## Supplied entries
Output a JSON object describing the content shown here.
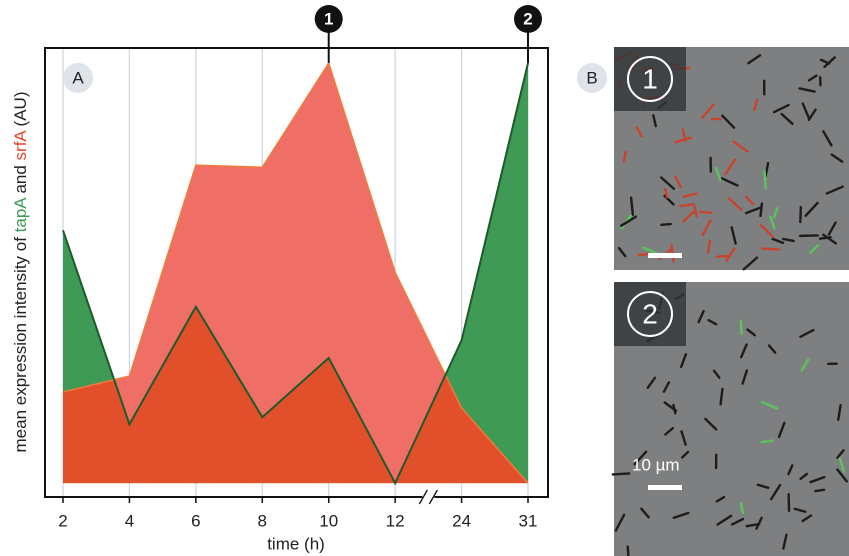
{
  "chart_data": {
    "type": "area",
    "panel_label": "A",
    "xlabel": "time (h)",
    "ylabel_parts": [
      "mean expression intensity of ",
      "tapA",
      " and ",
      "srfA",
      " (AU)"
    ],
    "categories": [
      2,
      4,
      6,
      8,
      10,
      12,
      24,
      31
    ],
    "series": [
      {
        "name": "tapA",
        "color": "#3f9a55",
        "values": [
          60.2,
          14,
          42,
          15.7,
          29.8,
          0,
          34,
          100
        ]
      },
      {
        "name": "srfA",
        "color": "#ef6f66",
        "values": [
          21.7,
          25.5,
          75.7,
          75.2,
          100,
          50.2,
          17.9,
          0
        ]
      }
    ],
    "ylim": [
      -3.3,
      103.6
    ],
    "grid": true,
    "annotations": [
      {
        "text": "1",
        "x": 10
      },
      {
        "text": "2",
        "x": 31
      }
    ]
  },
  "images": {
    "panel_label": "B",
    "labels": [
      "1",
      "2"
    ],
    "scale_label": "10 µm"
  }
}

## Objective
With the pictures left out, transcribe the material exactly.

## Solution for this problem
Output a JSON object describing the content shown here.
{
  "chart_data": {
    "type": "area",
    "panel_label": "A",
    "xlabel": "time (h)",
    "ylabel_parts": [
      "mean expression intensity of ",
      "tapA",
      " and ",
      "srfA",
      " (AU)"
    ],
    "categories": [
      2,
      4,
      6,
      8,
      10,
      12,
      24,
      31
    ],
    "series": [
      {
        "name": "tapA",
        "color": "#3f9a55",
        "values": [
          60.2,
          14,
          42,
          15.7,
          29.8,
          0,
          34,
          100
        ]
      },
      {
        "name": "srfA",
        "color": "#ef6f66",
        "values": [
          21.7,
          25.5,
          75.7,
          75.2,
          100,
          50.2,
          17.9,
          0
        ]
      }
    ],
    "ylim": [
      -3.3,
      103.6
    ],
    "grid": true,
    "annotations": [
      {
        "text": "1",
        "x": 10
      },
      {
        "text": "2",
        "x": 31
      }
    ]
  },
  "images": {
    "panel_label": "B",
    "labels": [
      "1",
      "2"
    ],
    "scale_label": "10 µm"
  }
}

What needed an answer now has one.